--- Exercise objective ---
Pull out from the material below all lines with "collecte".
::: Data for this exercise
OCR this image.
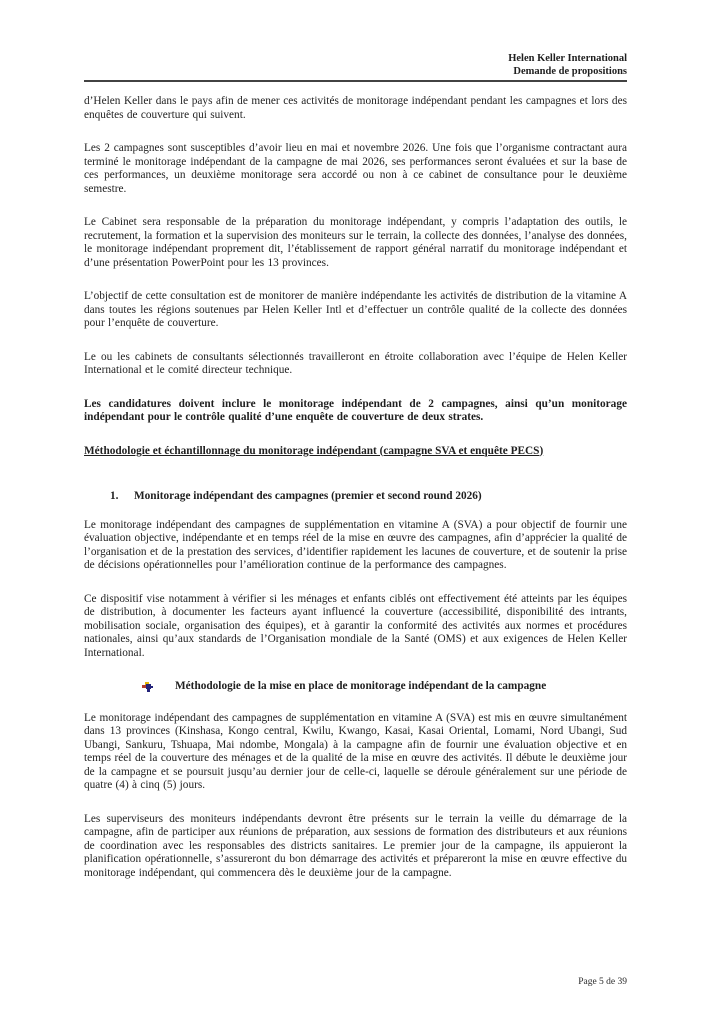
Helen Keller International
Demande de propositions

d’Helen Keller dans le pays afin de mener ces activités de monitorage indépendant pendant les campagnes et lors des enquêtes de couverture qui suivent.

Les 2 campagnes sont susceptibles d’avoir lieu en mai et novembre 2026. Une fois que l’organisme contractant aura terminé le monitorage indépendant de la campagne de mai 2026, ses performances seront évaluées et sur la base de ces performances, un deuxième monitorage sera accordé ou non à ce cabinet de consultance pour le deuxième semestre.

Le Cabinet sera responsable de la préparation du monitorage indépendant, y compris l’adaptation des outils, le recrutement, la formation et la supervision des moniteurs sur le terrain, la collecte des données, l’analyse des données, le monitorage indépendant proprement dit, l’établissement de rapport général narratif du monitorage indépendant et d’une présentation PowerPoint pour les 13 provinces.

L’objectif de cette consultation est de monitorer de manière indépendante les activités de distribution de la vitamine A dans toutes les régions soutenues par Helen Keller Intl et d’effectuer un contrôle qualité de la collecte des données pour l’enquête de couverture.

Le ou les cabinets de consultants sélectionnés travailleront en étroite collaboration avec l’équipe de Helen Keller International et le comité directeur technique.

Les candidatures doivent inclure le monitorage indépendant de 2 campagnes, ainsi qu’un monitorage indépendant pour le contrôle qualité d’une enquête de couverture de deux strates.

Méthodologie et échantillonnage du monitorage indépendant (campagne SVA et enquête PECS)
1. Monitorage indépendant des campagnes (premier et second round 2026)

Le monitorage indépendant des campagnes de supplémentation en vitamine A (SVA) a pour objectif de fournir une évaluation objective, indépendante et en temps réel de la mise en œuvre des campagnes, afin d’apprécier la qualité de l’organisation et de la prestation des services, d’identifier rapidement les lacunes de couverture, et de soutenir la prise de décisions opérationnelles pour l’amélioration continue de la performance des campagnes.

Ce dispositif vise notamment à vérifier si les ménages et enfants ciblés ont effectivement été atteints par les équipes de distribution, à documenter les facteurs ayant influencé la couverture (accessibilité, disponibilité des intrants, mobilisation sociale, organisation des équipes), et à garantir la conformité des activités aux normes et procédures nationales, ainsi qu’aux standards de l’Organisation mondiale de la Santé (OMS) et aux exigences de Helen Keller International.

Méthodologie de la mise en place de monitorage indépendant de la campagne

Le monitorage indépendant des campagnes de supplémentation en vitamine A (SVA) est mis en œuvre simultanément dans 13 provinces (Kinshasa, Kongo central, Kwilu, Kwango, Kasai, Kasai Oriental, Lomami, Nord Ubangi, Sud Ubangi, Sankuru, Tshuapa, Mai ndombe, Mongala) à la campagne afin de fournir une évaluation objective et en temps réel de la couverture des ménages et de la qualité de la mise en œuvre des activités. Il débute le deuxième jour de la campagne et se poursuit jusqu’au dernier jour de celle-ci, laquelle se déroule généralement sur une période de quatre (4) à cinq (5) jours.

Les superviseurs des moniteurs indépendants devront être présents sur le terrain la veille du démarrage de la campagne, afin de participer aux réunions de préparation, aux sessions de formation des distributeurs et aux réunions de coordination avec les responsables des districts sanitaires. Le premier jour de la campagne, ils appuieront la planification opérationnelle, s’assureront du bon démarrage des activités et prépareront la mise en œuvre effective du monitorage indépendant, qui commencera dès le deuxième jour de la campagne.

Page 5 de 39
::::::
--- Response ---
Le Cabinet sera responsable de la préparation du monitorage indépendant, y compris l’adaptation des outils, le recrutement, la formation et la supervision des moniteurs sur le terrain, la collecte des données, l’analyse des données, le monitorage indépendant proprement dit, l’établissement de rapport général narratif du monitorage indépendant et d’une présentation PowerPoint pour les 13 provinces.
L’objectif de cette consultation est de monitorer de manière indépendante les activités de distribution de la vitamine A dans toutes les régions soutenues par Helen Keller Intl et d’effectuer un contrôle qualité de la collecte des données pour l’enquête de couverture.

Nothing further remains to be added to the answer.